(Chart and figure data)
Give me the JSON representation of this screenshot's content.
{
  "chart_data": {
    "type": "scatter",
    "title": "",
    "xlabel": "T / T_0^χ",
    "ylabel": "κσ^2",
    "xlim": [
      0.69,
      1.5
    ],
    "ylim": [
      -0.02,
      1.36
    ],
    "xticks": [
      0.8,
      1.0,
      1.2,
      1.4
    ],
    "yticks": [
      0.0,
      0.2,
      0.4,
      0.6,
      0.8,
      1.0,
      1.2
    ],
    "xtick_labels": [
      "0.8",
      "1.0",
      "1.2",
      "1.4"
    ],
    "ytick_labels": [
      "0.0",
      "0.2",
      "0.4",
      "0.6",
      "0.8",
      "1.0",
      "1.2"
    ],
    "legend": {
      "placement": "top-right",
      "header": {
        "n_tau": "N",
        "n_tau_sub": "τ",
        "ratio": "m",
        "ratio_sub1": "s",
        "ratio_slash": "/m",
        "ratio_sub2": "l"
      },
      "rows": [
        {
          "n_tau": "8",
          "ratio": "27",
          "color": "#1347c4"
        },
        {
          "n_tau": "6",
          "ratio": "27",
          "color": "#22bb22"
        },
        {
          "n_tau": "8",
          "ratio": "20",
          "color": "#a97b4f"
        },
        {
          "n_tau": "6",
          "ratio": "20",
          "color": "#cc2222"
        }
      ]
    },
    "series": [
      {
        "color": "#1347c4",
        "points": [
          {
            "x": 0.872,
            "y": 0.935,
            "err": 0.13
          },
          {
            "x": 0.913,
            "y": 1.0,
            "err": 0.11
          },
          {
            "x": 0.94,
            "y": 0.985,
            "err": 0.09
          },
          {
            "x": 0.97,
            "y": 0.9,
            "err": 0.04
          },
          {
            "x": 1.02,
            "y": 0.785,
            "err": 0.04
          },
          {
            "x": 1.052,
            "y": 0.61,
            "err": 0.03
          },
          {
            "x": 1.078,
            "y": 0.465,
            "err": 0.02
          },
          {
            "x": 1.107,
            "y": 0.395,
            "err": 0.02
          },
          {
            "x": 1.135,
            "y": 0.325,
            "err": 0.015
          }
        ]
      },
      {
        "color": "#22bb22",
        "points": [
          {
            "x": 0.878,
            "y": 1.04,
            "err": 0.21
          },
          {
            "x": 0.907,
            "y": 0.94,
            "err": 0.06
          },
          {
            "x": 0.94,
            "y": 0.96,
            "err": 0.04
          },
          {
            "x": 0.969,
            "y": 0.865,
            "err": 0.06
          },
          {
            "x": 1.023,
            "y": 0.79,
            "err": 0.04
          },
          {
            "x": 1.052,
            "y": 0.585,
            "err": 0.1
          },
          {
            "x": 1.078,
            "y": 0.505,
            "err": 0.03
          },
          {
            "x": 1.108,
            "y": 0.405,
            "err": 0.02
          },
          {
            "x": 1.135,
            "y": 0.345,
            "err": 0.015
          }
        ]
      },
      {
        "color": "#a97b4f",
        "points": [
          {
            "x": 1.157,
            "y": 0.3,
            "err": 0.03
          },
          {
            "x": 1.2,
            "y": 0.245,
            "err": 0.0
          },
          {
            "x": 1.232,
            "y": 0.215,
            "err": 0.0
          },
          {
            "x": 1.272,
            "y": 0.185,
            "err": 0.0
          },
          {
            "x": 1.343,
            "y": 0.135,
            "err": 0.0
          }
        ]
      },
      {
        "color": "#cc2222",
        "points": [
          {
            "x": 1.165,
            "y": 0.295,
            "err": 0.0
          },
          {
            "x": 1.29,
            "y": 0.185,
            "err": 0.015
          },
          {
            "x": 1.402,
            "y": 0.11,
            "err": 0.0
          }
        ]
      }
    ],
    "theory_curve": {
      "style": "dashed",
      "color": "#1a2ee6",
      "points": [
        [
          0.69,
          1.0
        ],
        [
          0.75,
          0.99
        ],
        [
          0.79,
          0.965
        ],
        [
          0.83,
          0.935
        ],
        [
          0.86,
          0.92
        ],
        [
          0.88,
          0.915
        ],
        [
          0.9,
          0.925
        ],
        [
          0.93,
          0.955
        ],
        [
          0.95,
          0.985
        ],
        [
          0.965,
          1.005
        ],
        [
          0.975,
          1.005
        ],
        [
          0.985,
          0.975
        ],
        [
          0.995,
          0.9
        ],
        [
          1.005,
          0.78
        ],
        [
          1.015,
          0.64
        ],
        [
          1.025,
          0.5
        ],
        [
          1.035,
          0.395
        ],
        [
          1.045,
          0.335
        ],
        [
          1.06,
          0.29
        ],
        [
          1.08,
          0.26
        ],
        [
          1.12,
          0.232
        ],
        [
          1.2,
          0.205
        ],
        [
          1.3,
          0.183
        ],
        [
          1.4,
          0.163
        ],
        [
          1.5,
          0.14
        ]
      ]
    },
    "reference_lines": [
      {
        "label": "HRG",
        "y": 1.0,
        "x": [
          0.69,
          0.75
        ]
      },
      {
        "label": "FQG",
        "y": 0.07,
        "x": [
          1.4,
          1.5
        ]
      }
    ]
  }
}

**Stated problem**: Scan the data for the word "color" and copy every line where it shows up.

**Output for this task**:
          "color": "#1347c4"
          "color": "#22bb22"
          "color": "#a97b4f"
          "color": "#cc2222"
        "color": "#1347c4",
        "color": "#22bb22",
        "color": "#a97b4f",
        "color": "#cc2222",
      "color": "#1a2ee6",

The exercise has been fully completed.